Assignment =>
Transcribe all of the data exactly, leaving nothing out.
(Records to process begins)
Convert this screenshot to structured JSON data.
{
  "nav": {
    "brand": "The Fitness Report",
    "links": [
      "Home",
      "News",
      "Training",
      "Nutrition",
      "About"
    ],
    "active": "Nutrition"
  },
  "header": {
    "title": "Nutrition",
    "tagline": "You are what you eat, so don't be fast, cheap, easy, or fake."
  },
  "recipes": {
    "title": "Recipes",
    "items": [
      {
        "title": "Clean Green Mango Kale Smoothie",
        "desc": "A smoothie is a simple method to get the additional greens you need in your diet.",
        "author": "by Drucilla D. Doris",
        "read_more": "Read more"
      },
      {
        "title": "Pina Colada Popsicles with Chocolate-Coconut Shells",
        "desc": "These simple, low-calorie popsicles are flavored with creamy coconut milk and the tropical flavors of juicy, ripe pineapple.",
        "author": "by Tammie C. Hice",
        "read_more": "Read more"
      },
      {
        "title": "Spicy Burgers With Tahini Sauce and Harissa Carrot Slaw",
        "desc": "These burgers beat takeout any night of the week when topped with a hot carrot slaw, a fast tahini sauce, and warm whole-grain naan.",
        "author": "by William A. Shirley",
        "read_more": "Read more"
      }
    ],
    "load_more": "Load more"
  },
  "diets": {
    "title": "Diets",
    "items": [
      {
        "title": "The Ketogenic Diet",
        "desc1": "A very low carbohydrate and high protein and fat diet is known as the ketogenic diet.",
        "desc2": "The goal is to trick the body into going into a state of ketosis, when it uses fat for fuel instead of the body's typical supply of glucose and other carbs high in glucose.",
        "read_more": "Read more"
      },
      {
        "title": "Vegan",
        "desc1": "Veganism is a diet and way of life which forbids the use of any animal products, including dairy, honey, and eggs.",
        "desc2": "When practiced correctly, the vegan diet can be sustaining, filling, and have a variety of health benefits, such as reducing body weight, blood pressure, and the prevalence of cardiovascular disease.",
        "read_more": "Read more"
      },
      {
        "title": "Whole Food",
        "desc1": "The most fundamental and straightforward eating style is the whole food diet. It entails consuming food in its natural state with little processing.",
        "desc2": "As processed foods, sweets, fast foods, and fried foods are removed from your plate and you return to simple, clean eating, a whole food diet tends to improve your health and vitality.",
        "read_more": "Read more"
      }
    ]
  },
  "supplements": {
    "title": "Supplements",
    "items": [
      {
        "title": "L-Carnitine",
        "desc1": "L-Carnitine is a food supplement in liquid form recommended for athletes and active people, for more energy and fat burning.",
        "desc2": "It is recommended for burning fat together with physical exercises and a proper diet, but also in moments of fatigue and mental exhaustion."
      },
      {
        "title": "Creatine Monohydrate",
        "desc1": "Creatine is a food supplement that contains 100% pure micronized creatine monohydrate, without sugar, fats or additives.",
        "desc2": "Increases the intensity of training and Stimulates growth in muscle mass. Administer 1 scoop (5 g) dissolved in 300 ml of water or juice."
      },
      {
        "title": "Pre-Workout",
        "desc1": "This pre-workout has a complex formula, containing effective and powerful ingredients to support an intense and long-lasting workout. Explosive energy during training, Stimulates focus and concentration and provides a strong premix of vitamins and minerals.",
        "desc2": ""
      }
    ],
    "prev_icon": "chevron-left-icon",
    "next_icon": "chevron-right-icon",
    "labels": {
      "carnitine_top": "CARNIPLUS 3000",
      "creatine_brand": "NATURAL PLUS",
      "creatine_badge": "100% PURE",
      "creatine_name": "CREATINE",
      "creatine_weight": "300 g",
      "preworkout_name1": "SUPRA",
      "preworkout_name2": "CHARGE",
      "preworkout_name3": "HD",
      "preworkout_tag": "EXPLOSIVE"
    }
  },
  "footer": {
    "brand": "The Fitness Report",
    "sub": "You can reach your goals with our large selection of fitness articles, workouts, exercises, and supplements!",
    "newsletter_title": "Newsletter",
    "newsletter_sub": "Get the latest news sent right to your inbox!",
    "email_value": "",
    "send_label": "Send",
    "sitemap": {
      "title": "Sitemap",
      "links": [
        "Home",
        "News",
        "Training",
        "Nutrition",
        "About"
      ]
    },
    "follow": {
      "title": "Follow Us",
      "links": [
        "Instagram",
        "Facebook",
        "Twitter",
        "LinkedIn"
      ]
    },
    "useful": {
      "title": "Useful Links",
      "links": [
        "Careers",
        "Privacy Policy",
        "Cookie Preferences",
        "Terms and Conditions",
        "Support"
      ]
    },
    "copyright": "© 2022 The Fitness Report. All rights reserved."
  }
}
(Records to process ends)
The answer =>
Convert this screenshot to structured JSON data.
{
  "nav": {
    "brand": "The Fitness Report",
    "links": [
      "Home",
      "News",
      "Training",
      "Nutrition",
      "About"
    ],
    "active": "Nutrition"
  },
  "header": {
    "title": "Nutrition",
    "tagline": "You are what you eat, so don't be fast, cheap, easy, or fake."
  },
  "recipes": {
    "title": "Recipes",
    "items": [
      {
        "title": "Clean Green Mango Kale Smoothie",
        "desc": "A smoothie is a simple method to get the additional greens you need in your diet.",
        "author": "by Drucilla D. Doris",
        "read_more": "Read more"
      },
      {
        "title": "Pina Colada Popsicles with Chocolate-Coconut Shells",
        "desc": "These simple, low-calorie popsicles are flavored with creamy coconut milk and the tropical flavors of juicy, ripe pineapple.",
        "author": "by Tammie C. Hice",
        "read_more": "Read more"
      },
      {
        "title": "Spicy Burgers With Tahini Sauce and Harissa Carrot Slaw",
        "desc": "These burgers beat takeout any night of the week when topped with a hot carrot slaw, a fast tahini sauce, and warm whole-grain naan.",
        "author": "by William A. Shirley",
        "read_more": "Read more"
      }
    ],
    "load_more": "Load more"
  },
  "diets": {
    "title": "Diets",
    "items": [
      {
        "title": "The Ketogenic Diet",
        "desc1": "A very low carbohydrate and high protein and fat diet is known as the ketogenic diet.",
        "desc2": "The goal is to trick the body into going into a state of ketosis, when it uses fat for fuel instead of the body's typical supply of glucose and other carbs high in glucose.",
        "read_more": "Read more"
      },
      {
        "title": "Vegan",
        "desc1": "Veganism is a diet and way of life which forbids the use of any animal products, including dairy, honey, and eggs.",
        "desc2": "When practiced correctly, the vegan diet can be sustaining, filling, and have a variety of health benefits, such as reducing body weight, blood pressure, and the prevalence of cardiovascular disease.",
        "read_more": "Read more"
      },
      {
        "title": "Whole Food",
        "desc1": "The most fundamental and straightforward eating style is the whole food diet. It entails consuming food in its natural state with little processing.",
        "desc2": "As processed foods, sweets, fast foods, and fried foods are removed from your plate and you return to simple, clean eating, a whole food diet tends to improve your health and vitality.",
        "read_more": "Read more"
      }
    ]
  },
  "supplements": {
    "title": "Supplements",
    "items": [
      {
        "title": "L-Carnitine",
        "desc1": "L-Carnitine is a food supplement in liquid form recommended for athletes and active people, for more energy and fat burning.",
        "desc2": "It is recommended for burning fat together with physical exercises and a proper diet, but also in moments of fatigue and mental exhaustion."
      },
      {
        "title": "Creatine Monohydrate",
        "desc1": "Creatine is a food supplement that contains 100% pure micronized creatine monohydrate, without sugar, fats or additives.",
        "desc2": "Increases the intensity of training and Stimulates growth in muscle mass. Administer 1 scoop (5 g) dissolved in 300 ml of water or juice."
      },
      {
        "title": "Pre-Workout",
        "desc1": "This pre-workout has a complex formula, containing effective and powerful ingredients to support an intense and long-lasting workout. Explosive energy during training, Stimulates focus and concentration and provides a strong premix of vitamins and minerals.",
        "desc2": ""
      }
    ],
    "prev_icon": "chevron-left-icon",
    "next_icon": "chevron-right-icon",
    "labels": {
      "carnitine_top": "CARNIPLUS 3000",
      "creatine_brand": "NATURAL PLUS",
      "creatine_badge": "100% PURE",
      "creatine_name": "CREATINE",
      "creatine_weight": "300 g",
      "preworkout_name1": "SUPRA",
      "preworkout_name2": "CHARGE",
      "preworkout_name3": "HD",
      "preworkout_tag": "EXPLOSIVE"
    }
  },
  "footer": {
    "brand": "The Fitness Report",
    "sub": "You can reach your goals with our large selection of fitness articles, workouts, exercises, and supplements!",
    "newsletter_title": "Newsletter",
    "newsletter_sub": "Get the latest news sent right to your inbox!",
    "email_value": "",
    "send_label": "Send",
    "sitemap": {
      "title": "Sitemap",
      "links": [
        "Home",
        "News",
        "Training",
        "Nutrition",
        "About"
      ]
    },
    "follow": {
      "title": "Follow Us",
      "links": [
        "Instagram",
        "Facebook",
        "Twitter",
        "LinkedIn"
      ]
    },
    "useful": {
      "title": "Useful Links",
      "links": [
        "Careers",
        "Privacy Policy",
        "Cookie Preferences",
        "Terms and Conditions",
        "Support"
      ]
    },
    "copyright": "© 2022 The Fitness Report. All rights reserved."
  }
}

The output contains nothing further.